(Items listed in a dataset)

┄┄┄┄┄┄

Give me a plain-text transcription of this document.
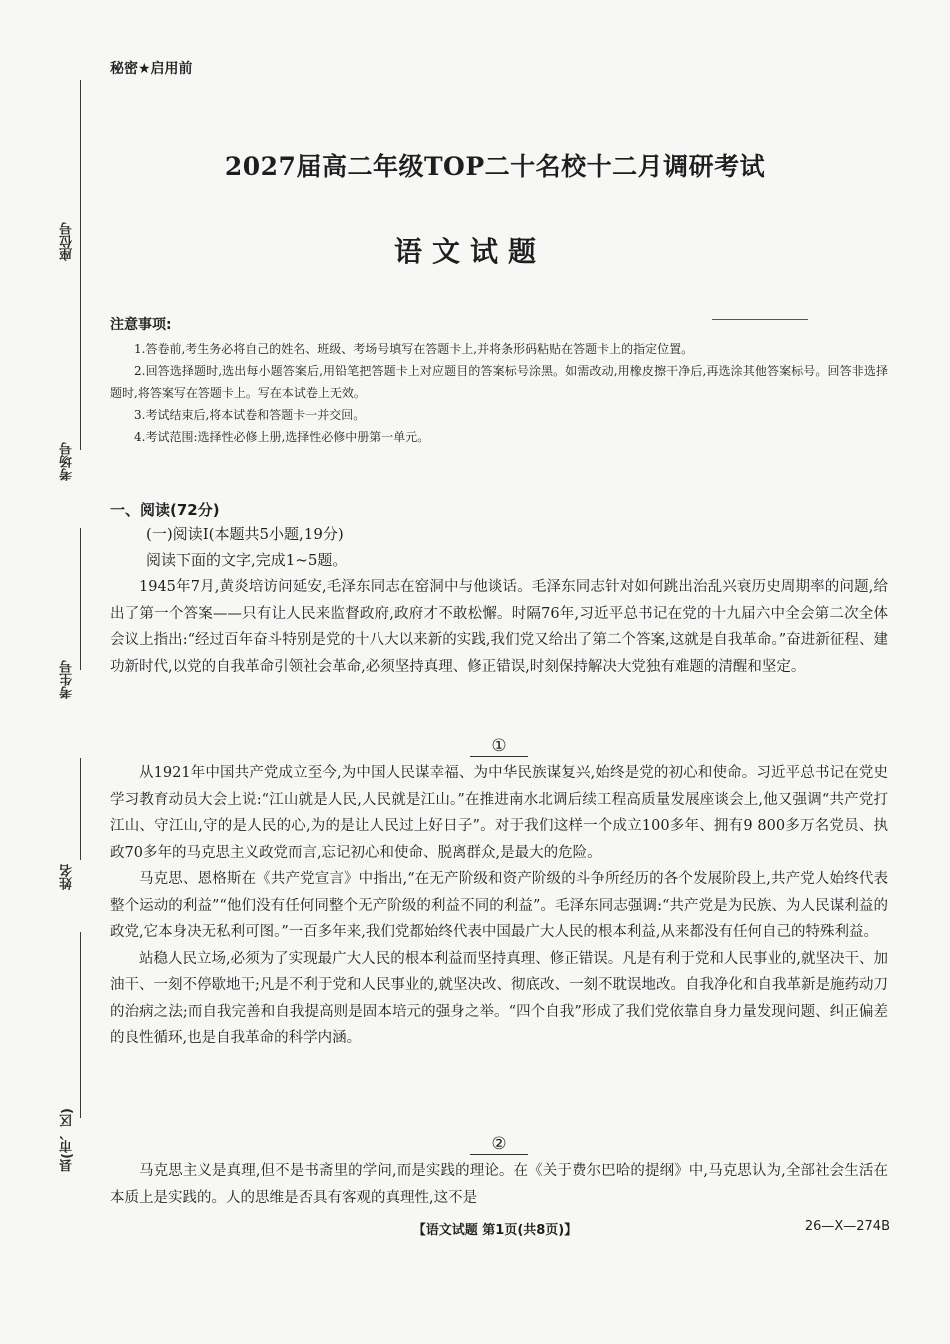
座位号
考场号
考生号
姓名
县(市、区)
秘密★启用前
2027届高二年级TOP二十名校十二月调研考试
语文试题
注意事项:

1.答卷前,考生务必将自己的姓名、班级、考场号填写在答题卡上,并将条形码粘贴在答题卡上的指定位置。

2.回答选择题时,选出每小题答案后,用铅笔把答题卡上对应题目的答案标号涂黑。如需改动,用橡皮擦干净后,再选涂其他答案标号。回答非选择题时,将答案写在答题卡上。写在本试卷上无效。

3.考试结束后,将本试卷和答题卡一并交回。

4.考试范围:选择性必修上册,选择性必修中册第一单元。

一、阅读(72分)
(一)阅读Ⅰ(本题共5小题,19分)
阅读下面的文字,完成1~5题。

1945年7月,黄炎培访问延安,毛泽东同志在窑洞中与他谈话。毛泽东同志针对如何跳出治乱兴衰历史周期率的问题,给出了第一个答案——只有让人民来监督政府,政府才不敢松懈。时隔76年,习近平总书记在党的十九届六中全会第二次全体会议上指出:“经过百年奋斗特别是党的十八大以来新的实践,我们党又给出了第二个答案,这就是自我革命。”奋进新征程、建功新时代,以党的自我革命引领社会革命,必须坚持真理、修正错误,时刻保持解决大党独有难题的清醒和坚定。

①

从1921年中国共产党成立至今,为中国人民谋幸福、为中华民族谋复兴,始终是党的初心和使命。习近平总书记在党史学习教育动员大会上说:“江山就是人民,人民就是江山。”在推进南水北调后续工程高质量发展座谈会上,他又强调“共产党打江山、守江山,守的是人民的心,为的是让人民过上好日子”。对于我们这样一个成立100多年、拥有9 800多万名党员、执政70多年的马克思主义政党而言,忘记初心和使命、脱离群众,是最大的危险。

马克思、恩格斯在《共产党宣言》中指出,“在无产阶级和资产阶级的斗争所经历的各个发展阶段上,共产党人始终代表整个运动的利益”“他们没有任何同整个无产阶级的利益不同的利益”。毛泽东同志强调:“共产党是为民族、为人民谋利益的政党,它本身决无私利可图。”一百多年来,我们党都始终代表中国最广大人民的根本利益,从来都没有任何自己的特殊利益。

站稳人民立场,必须为了实现最广大人民的根本利益而坚持真理、修正错误。凡是有利于党和人民事业的,就坚决干、加油干、一刻不停歇地干;凡是不利于党和人民事业的,就坚决改、彻底改、一刻不耽误地改。自我净化和自我革新是施药动刀的治病之法;而自我完善和自我提高则是固本培元的强身之举。“四个自我”形成了我们党依靠自身力量发现问题、纠正偏差的良性循环,也是自我革命的科学内涵。

②

马克思主义是真理,但不是书斋里的学问,而是实践的理论。在《关于费尔巴哈的提纲》中,马克思认为,全部社会生活在本质上是实践的。人的思维是否具有客观的真理性,这不是

【语文试题 第1页(共8页)】	26—X—274B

┄┄┄┄┄┄

■ Description of the task: Without the pictures, restate all the entries above exactly.

■ Exercise result:
Give me a plain-text transcription of this document.
座位号
考场号
考生号
姓名
县(市、区)
秘密★启用前
2027届高二年级TOP二十名校十二月调研考试
语文试题
注意事项:

1.答卷前,考生务必将自己的姓名、班级、考场号填写在答题卡上,并将条形码粘贴在答题卡上的指定位置。

2.回答选择题时,选出每小题答案后,用铅笔把答题卡上对应题目的答案标号涂黑。如需改动,用橡皮擦干净后,再选涂其他答案标号。回答非选择题时,将答案写在答题卡上。写在本试卷上无效。

3.考试结束后,将本试卷和答题卡一并交回。

4.考试范围:选择性必修上册,选择性必修中册第一单元。

一、阅读(72分)
(一)阅读Ⅰ(本题共5小题,19分)
阅读下面的文字,完成1~5题。

1945年7月,黄炎培访问延安,毛泽东同志在窑洞中与他谈话。毛泽东同志针对如何跳出治乱兴衰历史周期率的问题,给出了第一个答案——只有让人民来监督政府,政府才不敢松懈。时隔76年,习近平总书记在党的十九届六中全会第二次全体会议上指出:“经过百年奋斗特别是党的十八大以来新的实践,我们党又给出了第二个答案,这就是自我革命。”奋进新征程、建功新时代,以党的自我革命引领社会革命,必须坚持真理、修正错误,时刻保持解决大党独有难题的清醒和坚定。

①

从1921年中国共产党成立至今,为中国人民谋幸福、为中华民族谋复兴,始终是党的初心和使命。习近平总书记在党史学习教育动员大会上说:“江山就是人民,人民就是江山。”在推进南水北调后续工程高质量发展座谈会上,他又强调“共产党打江山、守江山,守的是人民的心,为的是让人民过上好日子”。对于我们这样一个成立100多年、拥有9 800多万名党员、执政70多年的马克思主义政党而言,忘记初心和使命、脱离群众,是最大的危险。

马克思、恩格斯在《共产党宣言》中指出,“在无产阶级和资产阶级的斗争所经历的各个发展阶段上,共产党人始终代表整个运动的利益”“他们没有任何同整个无产阶级的利益不同的利益”。毛泽东同志强调:“共产党是为民族、为人民谋利益的政党,它本身决无私利可图。”一百多年来,我们党都始终代表中国最广大人民的根本利益,从来都没有任何自己的特殊利益。

站稳人民立场,必须为了实现最广大人民的根本利益而坚持真理、修正错误。凡是有利于党和人民事业的,就坚决干、加油干、一刻不停歇地干;凡是不利于党和人民事业的,就坚决改、彻底改、一刻不耽误地改。自我净化和自我革新是施药动刀的治病之法;而自我完善和自我提高则是固本培元的强身之举。“四个自我”形成了我们党依靠自身力量发现问题、纠正偏差的良性循环,也是自我革命的科学内涵。

②

马克思主义是真理,但不是书斋里的学问,而是实践的理论。在《关于费尔巴哈的提纲》中,马克思认为,全部社会生活在本质上是实践的。人的思维是否具有客观的真理性,这不是

【语文试题 第1页(共8页)】	26—X—274B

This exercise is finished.